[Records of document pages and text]
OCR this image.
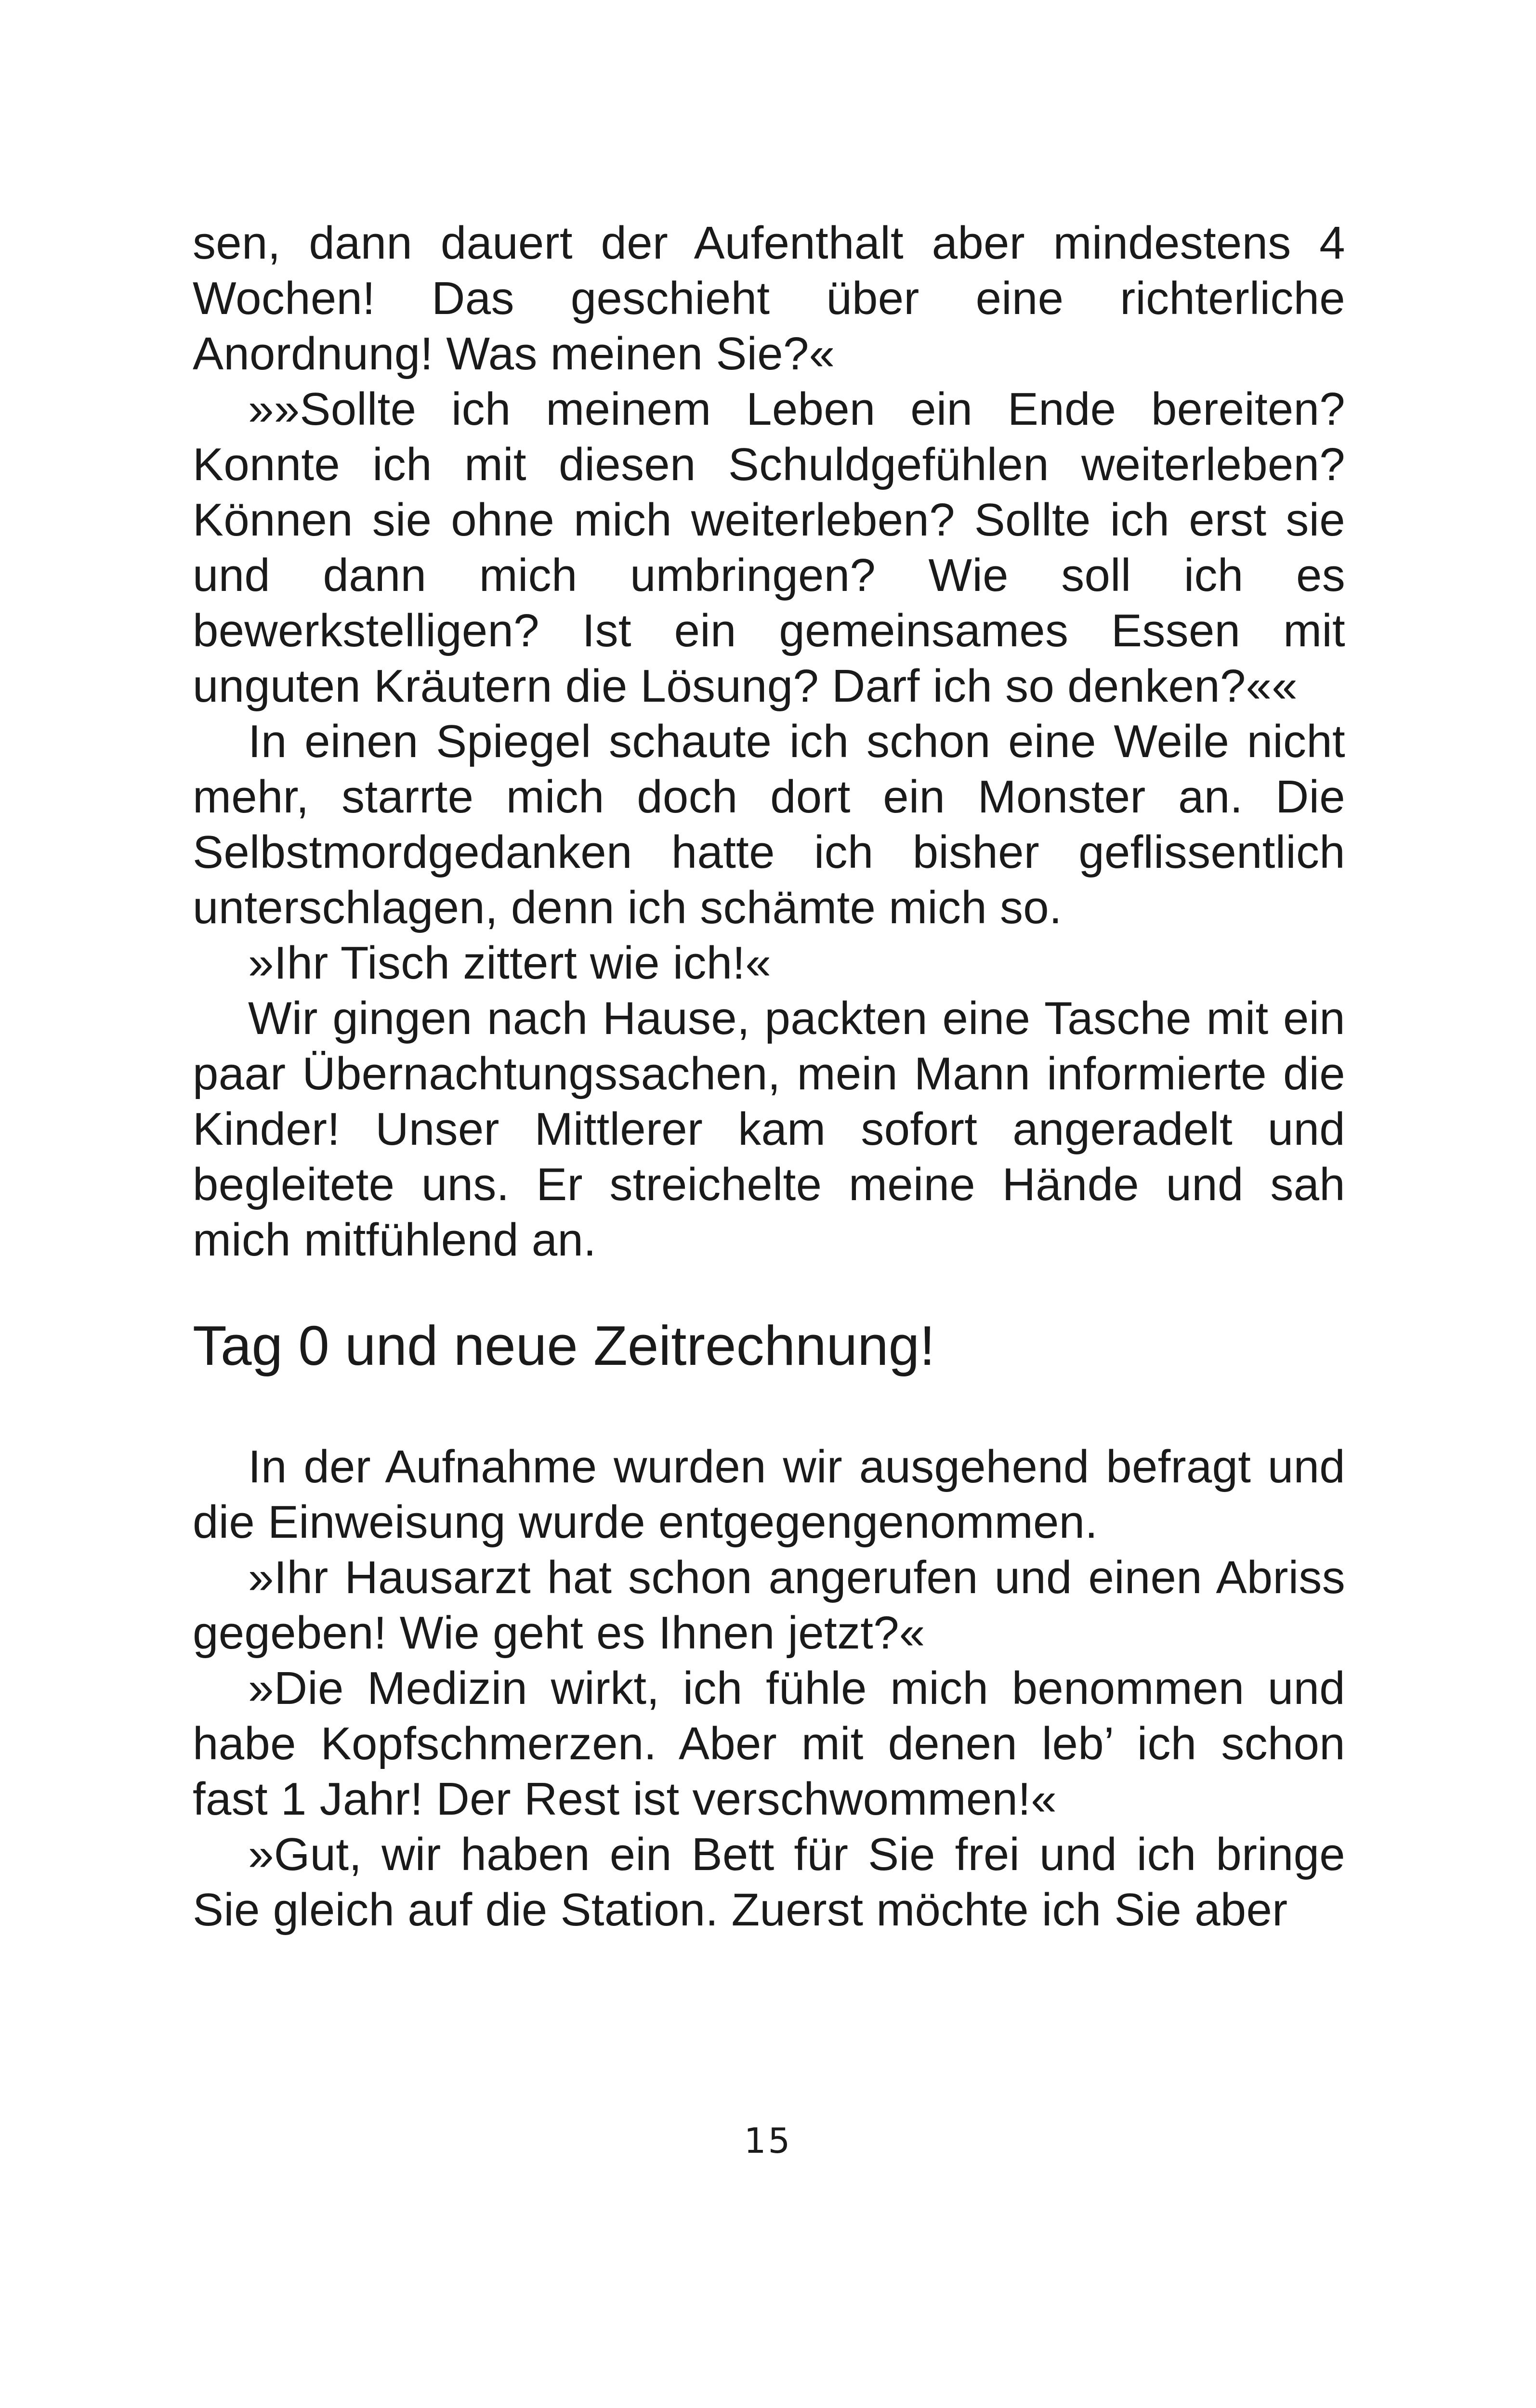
sen, dann dauert der Aufenthalt aber mindestens 4 Wochen! Das geschieht über eine richterliche Anordnung! Was meinen Sie?«

»»Sollte ich meinem Leben ein Ende bereiten? Konnte ich mit diesen Schuldgefühlen weiterleben? Können sie ohne mich weiterleben? Sollte ich erst sie und dann mich umbringen? Wie soll ich es bewerkstelligen? Ist ein gemeinsames Essen mit unguten Kräutern die Lösung? Darf ich so denken?««

In einen Spiegel schaute ich schon eine Weile nicht mehr, starrte mich doch dort ein Monster an. Die Selbstmordgedanken hatte ich bisher geflissentlich unterschlagen, denn ich schämte mich so.

»Ihr Tisch zittert wie ich!«

Wir gingen nach Hause, packten eine Tasche mit ein paar Übernachtungssachen, mein Mann informierte die Kinder! Unser Mittlerer kam sofort angeradelt und begleitete uns. Er streichelte meine Hände und sah mich mitfühlend an.

Tag 0 und neue Zeitrechnung!

In der Aufnahme wurden wir ausgehend befragt und die Einweisung wurde entgegengenommen.

»Ihr Hausarzt hat schon angerufen und einen Abriss gegeben! Wie geht es Ihnen jetzt?«

»Die Medizin wirkt, ich fühle mich benommen und habe Kopfschmerzen. Aber mit denen leb’ ich schon fast 1 Jahr! Der Rest ist verschwommen!«

»Gut, wir haben ein Bett für Sie frei und ich bringe Sie gleich auf die Station. Zuerst möchte ich Sie aber

15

TASK BRIEF: What's needed is every record restated exactly, pictures excluded.

RESULT OF THIS TASK:
OCR this image.
sen, dann dauert der Aufenthalt aber mindestens 4 Wochen! Das geschieht über eine richterliche Anordnung! Was meinen Sie?«

»»Sollte ich meinem Leben ein Ende bereiten? Konnte ich mit diesen Schuldgefühlen weiterleben? Können sie ohne mich weiterleben? Sollte ich erst sie und dann mich umbringen? Wie soll ich es bewerkstelligen? Ist ein gemeinsames Essen mit unguten Kräutern die Lösung? Darf ich so denken?««

In einen Spiegel schaute ich schon eine Weile nicht mehr, starrte mich doch dort ein Monster an. Die Selbstmordgedanken hatte ich bisher geflissentlich unterschlagen, denn ich schämte mich so.

»Ihr Tisch zittert wie ich!«

Wir gingen nach Hause, packten eine Tasche mit ein paar Übernachtungssachen, mein Mann informierte die Kinder! Unser Mittlerer kam sofort angeradelt und begleitete uns. Er streichelte meine Hände und sah mich mitfühlend an.

Tag 0 und neue Zeitrechnung!

In der Aufnahme wurden wir ausgehend befragt und die Einweisung wurde entgegengenommen.

»Ihr Hausarzt hat schon angerufen und einen Abriss gegeben! Wie geht es Ihnen jetzt?«

»Die Medizin wirkt, ich fühle mich benommen und habe Kopfschmerzen. Aber mit denen leb’ ich schon fast 1 Jahr! Der Rest ist verschwommen!«

»Gut, wir haben ein Bett für Sie frei und ich bringe Sie gleich auf die Station. Zuerst möchte ich Sie aber

15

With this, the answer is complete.